Recorded data
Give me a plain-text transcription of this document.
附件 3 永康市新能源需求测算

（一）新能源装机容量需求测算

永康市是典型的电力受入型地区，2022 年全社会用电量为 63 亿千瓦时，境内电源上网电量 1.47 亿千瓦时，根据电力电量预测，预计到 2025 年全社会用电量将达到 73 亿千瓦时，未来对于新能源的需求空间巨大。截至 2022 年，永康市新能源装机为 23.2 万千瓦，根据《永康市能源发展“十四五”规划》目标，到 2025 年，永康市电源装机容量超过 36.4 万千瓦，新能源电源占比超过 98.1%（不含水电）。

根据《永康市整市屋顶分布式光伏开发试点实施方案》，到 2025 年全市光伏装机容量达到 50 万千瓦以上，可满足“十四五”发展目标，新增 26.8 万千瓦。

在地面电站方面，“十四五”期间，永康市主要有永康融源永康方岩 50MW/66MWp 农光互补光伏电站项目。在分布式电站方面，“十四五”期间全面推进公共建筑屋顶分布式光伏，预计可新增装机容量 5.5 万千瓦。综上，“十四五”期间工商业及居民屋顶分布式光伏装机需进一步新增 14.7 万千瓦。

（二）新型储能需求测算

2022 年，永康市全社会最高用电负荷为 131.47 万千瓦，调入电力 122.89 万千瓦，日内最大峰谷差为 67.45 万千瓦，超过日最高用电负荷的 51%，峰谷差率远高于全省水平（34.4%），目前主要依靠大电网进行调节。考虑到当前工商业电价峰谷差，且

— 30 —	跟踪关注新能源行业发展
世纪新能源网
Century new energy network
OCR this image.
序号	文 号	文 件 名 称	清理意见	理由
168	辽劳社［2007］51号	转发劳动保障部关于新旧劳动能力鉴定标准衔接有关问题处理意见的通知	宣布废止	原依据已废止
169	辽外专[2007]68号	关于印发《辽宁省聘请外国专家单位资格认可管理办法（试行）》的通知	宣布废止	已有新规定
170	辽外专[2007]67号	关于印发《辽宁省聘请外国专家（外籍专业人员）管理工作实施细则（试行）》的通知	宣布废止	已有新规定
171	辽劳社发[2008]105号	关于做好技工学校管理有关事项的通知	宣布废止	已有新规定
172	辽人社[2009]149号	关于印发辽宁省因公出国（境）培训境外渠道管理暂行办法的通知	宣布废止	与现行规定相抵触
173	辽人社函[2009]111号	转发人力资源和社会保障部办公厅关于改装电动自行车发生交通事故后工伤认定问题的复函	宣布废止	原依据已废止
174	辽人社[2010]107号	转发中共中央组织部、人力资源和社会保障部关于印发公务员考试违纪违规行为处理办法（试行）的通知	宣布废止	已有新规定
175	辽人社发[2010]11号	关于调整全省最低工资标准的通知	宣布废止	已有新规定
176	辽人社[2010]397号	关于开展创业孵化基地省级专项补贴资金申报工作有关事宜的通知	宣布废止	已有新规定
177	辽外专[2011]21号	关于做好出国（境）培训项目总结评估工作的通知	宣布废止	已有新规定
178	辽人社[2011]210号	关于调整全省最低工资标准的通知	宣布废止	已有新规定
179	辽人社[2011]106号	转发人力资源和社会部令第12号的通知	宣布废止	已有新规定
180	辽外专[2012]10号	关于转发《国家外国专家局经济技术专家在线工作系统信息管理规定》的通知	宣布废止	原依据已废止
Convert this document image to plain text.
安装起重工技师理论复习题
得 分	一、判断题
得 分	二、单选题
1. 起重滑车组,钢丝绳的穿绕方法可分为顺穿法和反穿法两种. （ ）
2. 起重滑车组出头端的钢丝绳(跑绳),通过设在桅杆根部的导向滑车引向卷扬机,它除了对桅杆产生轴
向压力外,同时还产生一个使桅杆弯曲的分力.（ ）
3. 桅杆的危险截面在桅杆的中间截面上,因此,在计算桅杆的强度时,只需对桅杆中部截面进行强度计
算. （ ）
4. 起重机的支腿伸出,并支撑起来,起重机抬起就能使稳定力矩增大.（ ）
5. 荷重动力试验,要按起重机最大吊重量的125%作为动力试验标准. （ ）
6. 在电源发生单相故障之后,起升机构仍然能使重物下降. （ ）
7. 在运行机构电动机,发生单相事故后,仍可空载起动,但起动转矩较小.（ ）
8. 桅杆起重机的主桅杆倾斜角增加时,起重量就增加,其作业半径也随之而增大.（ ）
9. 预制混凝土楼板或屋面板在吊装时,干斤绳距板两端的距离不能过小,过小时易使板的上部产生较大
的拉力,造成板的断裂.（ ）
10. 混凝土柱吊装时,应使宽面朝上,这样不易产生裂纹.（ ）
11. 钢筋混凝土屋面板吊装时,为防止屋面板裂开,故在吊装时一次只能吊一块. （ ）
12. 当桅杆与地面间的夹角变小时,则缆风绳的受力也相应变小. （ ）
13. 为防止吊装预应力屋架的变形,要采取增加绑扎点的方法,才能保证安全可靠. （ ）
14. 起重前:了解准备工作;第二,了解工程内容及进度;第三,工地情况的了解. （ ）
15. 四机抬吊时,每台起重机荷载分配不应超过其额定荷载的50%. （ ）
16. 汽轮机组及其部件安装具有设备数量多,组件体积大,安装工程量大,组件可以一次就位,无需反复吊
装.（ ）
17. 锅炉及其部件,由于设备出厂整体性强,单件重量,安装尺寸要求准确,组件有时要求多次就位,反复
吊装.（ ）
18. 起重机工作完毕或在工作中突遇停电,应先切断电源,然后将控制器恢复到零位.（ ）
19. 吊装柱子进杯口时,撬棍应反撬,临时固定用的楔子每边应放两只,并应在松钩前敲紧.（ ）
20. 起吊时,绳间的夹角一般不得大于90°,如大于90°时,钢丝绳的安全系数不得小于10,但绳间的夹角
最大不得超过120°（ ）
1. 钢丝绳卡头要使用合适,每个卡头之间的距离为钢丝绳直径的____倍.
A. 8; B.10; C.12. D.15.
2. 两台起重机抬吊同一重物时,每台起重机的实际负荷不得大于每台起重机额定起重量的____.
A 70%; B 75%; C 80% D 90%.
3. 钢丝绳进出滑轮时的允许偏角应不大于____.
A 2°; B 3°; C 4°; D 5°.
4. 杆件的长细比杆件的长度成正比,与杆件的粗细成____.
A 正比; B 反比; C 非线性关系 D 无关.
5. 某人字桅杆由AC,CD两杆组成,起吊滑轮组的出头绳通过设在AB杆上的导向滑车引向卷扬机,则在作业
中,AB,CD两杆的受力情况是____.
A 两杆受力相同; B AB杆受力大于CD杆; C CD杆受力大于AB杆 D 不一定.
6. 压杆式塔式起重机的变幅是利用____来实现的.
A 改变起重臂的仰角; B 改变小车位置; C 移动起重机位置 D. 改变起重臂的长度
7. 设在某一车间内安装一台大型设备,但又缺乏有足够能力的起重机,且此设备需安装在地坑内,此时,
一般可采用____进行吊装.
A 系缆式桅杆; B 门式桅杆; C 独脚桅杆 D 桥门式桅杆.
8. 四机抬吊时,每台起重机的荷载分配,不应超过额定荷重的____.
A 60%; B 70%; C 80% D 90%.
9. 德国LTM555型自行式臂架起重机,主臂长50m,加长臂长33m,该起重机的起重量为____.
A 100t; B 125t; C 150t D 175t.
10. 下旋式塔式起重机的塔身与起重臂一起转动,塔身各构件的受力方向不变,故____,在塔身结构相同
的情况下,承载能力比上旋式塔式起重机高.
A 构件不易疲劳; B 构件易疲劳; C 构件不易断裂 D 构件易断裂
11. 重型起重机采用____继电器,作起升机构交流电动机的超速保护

Problem description
Using the entries above, please restate each one word for word.

Exercise result
Give me a plain-text transcription of this document.
附件 3 永康市新能源需求测算

（一）新能源装机容量需求测算

永康市是典型的电力受入型地区，2022 年全社会用电量为 63 亿千瓦时，境内电源上网电量 1.47 亿千瓦时，根据电力电量预测，预计到 2025 年全社会用电量将达到 73 亿千瓦时，未来对于新能源的需求空间巨大。截至 2022 年，永康市新能源装机为 23.2 万千瓦，根据《永康市能源发展“十四五”规划》目标，到 2025 年，永康市电源装机容量超过 36.4 万千瓦，新能源电源占比超过 98.1%（不含水电）。

根据《永康市整市屋顶分布式光伏开发试点实施方案》，到 2025 年全市光伏装机容量达到 50 万千瓦以上，可满足“十四五”发展目标，新增 26.8 万千瓦。

在地面电站方面，“十四五”期间，永康市主要有永康融源永康方岩 50MW/66MWp 农光互补光伏电站项目。在分布式电站方面，“十四五”期间全面推进公共建筑屋顶分布式光伏，预计可新增装机容量 5.5 万千瓦。综上，“十四五”期间工商业及居民屋顶分布式光伏装机需进一步新增 14.7 万千瓦。

（二）新型储能需求测算

2022 年，永康市全社会最高用电负荷为 131.47 万千瓦，调入电力 122.89 万千瓦，日内最大峰谷差为 67.45 万千瓦，超过日最高用电负荷的 51%，峰谷差率远高于全省水平（34.4%），目前主要依靠大电网进行调节。考虑到当前工商业电价峰谷差，且

— 30 —	跟踪关注新能源行业发展
世纪新能源网
Century new energy network
OCR this image.
序号	文 号	文 件 名 称	清理意见	理由
168	辽劳社［2007］51号	转发劳动保障部关于新旧劳动能力鉴定标准衔接有关问题处理意见的通知	宣布废止	原依据已废止
169	辽外专[2007]68号	关于印发《辽宁省聘请外国专家单位资格认可管理办法（试行）》的通知	宣布废止	已有新规定
170	辽外专[2007]67号	关于印发《辽宁省聘请外国专家（外籍专业人员）管理工作实施细则（试行）》的通知	宣布废止	已有新规定
171	辽劳社发[2008]105号	关于做好技工学校管理有关事项的通知	宣布废止	已有新规定
172	辽人社[2009]149号	关于印发辽宁省因公出国（境）培训境外渠道管理暂行办法的通知	宣布废止	与现行规定相抵触
173	辽人社函[2009]111号	转发人力资源和社会保障部办公厅关于改装电动自行车发生交通事故后工伤认定问题的复函	宣布废止	原依据已废止
174	辽人社[2010]107号	转发中共中央组织部、人力资源和社会保障部关于印发公务员考试违纪违规行为处理办法（试行）的通知	宣布废止	已有新规定
175	辽人社发[2010]11号	关于调整全省最低工资标准的通知	宣布废止	已有新规定
176	辽人社[2010]397号	关于开展创业孵化基地省级专项补贴资金申报工作有关事宜的通知	宣布废止	已有新规定
177	辽外专[2011]21号	关于做好出国（境）培训项目总结评估工作的通知	宣布废止	已有新规定
178	辽人社[2011]210号	关于调整全省最低工资标准的通知	宣布废止	已有新规定
179	辽人社[2011]106号	转发人力资源和社会部令第12号的通知	宣布废止	已有新规定
180	辽外专[2012]10号	关于转发《国家外国专家局经济技术专家在线工作系统信息管理规定》的通知	宣布废止	原依据已废止
Convert this document image to plain text.
安装起重工技师理论复习题
得 分	一、判断题
得 分	二、单选题
1. 起重滑车组,钢丝绳的穿绕方法可分为顺穿法和反穿法两种. （ ）
2. 起重滑车组出头端的钢丝绳(跑绳),通过设在桅杆根部的导向滑车引向卷扬机,它除了对桅杆产生轴
向压力外,同时还产生一个使桅杆弯曲的分力.（ ）
3. 桅杆的危险截面在桅杆的中间截面上,因此,在计算桅杆的强度时,只需对桅杆中部截面进行强度计
算. （ ）
4. 起重机的支腿伸出,并支撑起来,起重机抬起就能使稳定力矩增大.（ ）
5. 荷重动力试验,要按起重机最大吊重量的125%作为动力试验标准. （ ）
6. 在电源发生单相故障之后,起升机构仍然能使重物下降. （ ）
7. 在运行机构电动机,发生单相事故后,仍可空载起动,但起动转矩较小.（ ）
8. 桅杆起重机的主桅杆倾斜角增加时,起重量就增加,其作业半径也随之而增大.（ ）
9. 预制混凝土楼板或屋面板在吊装时,干斤绳距板两端的距离不能过小,过小时易使板的上部产生较大
的拉力,造成板的断裂.（ ）
10. 混凝土柱吊装时,应使宽面朝上,这样不易产生裂纹.（ ）
11. 钢筋混凝土屋面板吊装时,为防止屋面板裂开,故在吊装时一次只能吊一块. （ ）
12. 当桅杆与地面间的夹角变小时,则缆风绳的受力也相应变小. （ ）
13. 为防止吊装预应力屋架的变形,要采取增加绑扎点的方法,才能保证安全可靠. （ ）
14. 起重前:了解准备工作;第二,了解工程内容及进度;第三,工地情况的了解. （ ）
15. 四机抬吊时,每台起重机荷载分配不应超过其额定荷载的50%. （ ）
16. 汽轮机组及其部件安装具有设备数量多,组件体积大,安装工程量大,组件可以一次就位,无需反复吊
装.（ ）
17. 锅炉及其部件,由于设备出厂整体性强,单件重量,安装尺寸要求准确,组件有时要求多次就位,反复
吊装.（ ）
18. 起重机工作完毕或在工作中突遇停电,应先切断电源,然后将控制器恢复到零位.（ ）
19. 吊装柱子进杯口时,撬棍应反撬,临时固定用的楔子每边应放两只,并应在松钩前敲紧.（ ）
20. 起吊时,绳间的夹角一般不得大于90°,如大于90°时,钢丝绳的安全系数不得小于10,但绳间的夹角
最大不得超过120°（ ）
1. 钢丝绳卡头要使用合适,每个卡头之间的距离为钢丝绳直径的____倍.
A. 8; B.10; C.12. D.15.
2. 两台起重机抬吊同一重物时,每台起重机的实际负荷不得大于每台起重机额定起重量的____.
A 70%; B 75%; C 80% D 90%.
3. 钢丝绳进出滑轮时的允许偏角应不大于____.
A 2°; B 3°; C 4°; D 5°.
4. 杆件的长细比杆件的长度成正比,与杆件的粗细成____.
A 正比; B 反比; C 非线性关系 D 无关.
5. 某人字桅杆由AC,CD两杆组成,起吊滑轮组的出头绳通过设在AB杆上的导向滑车引向卷扬机,则在作业
中,AB,CD两杆的受力情况是____.
A 两杆受力相同; B AB杆受力大于CD杆; C CD杆受力大于AB杆 D 不一定.
6. 压杆式塔式起重机的变幅是利用____来实现的.
A 改变起重臂的仰角; B 改变小车位置; C 移动起重机位置 D. 改变起重臂的长度
7. 设在某一车间内安装一台大型设备,但又缺乏有足够能力的起重机,且此设备需安装在地坑内,此时,
一般可采用____进行吊装.
A 系缆式桅杆; B 门式桅杆; C 独脚桅杆 D 桥门式桅杆.
8. 四机抬吊时,每台起重机的荷载分配,不应超过额定荷重的____.
A 60%; B 70%; C 80% D 90%.
9. 德国LTM555型自行式臂架起重机,主臂长50m,加长臂长33m,该起重机的起重量为____.
A 100t; B 125t; C 150t D 175t.
10. 下旋式塔式起重机的塔身与起重臂一起转动,塔身各构件的受力方向不变,故____,在塔身结构相同
的情况下,承载能力比上旋式塔式起重机高.
A 构件不易疲劳; B 构件易疲劳; C 构件不易断裂 D 构件易断裂
11. 重型起重机采用____继电器,作起升机构交流电动机的超速保护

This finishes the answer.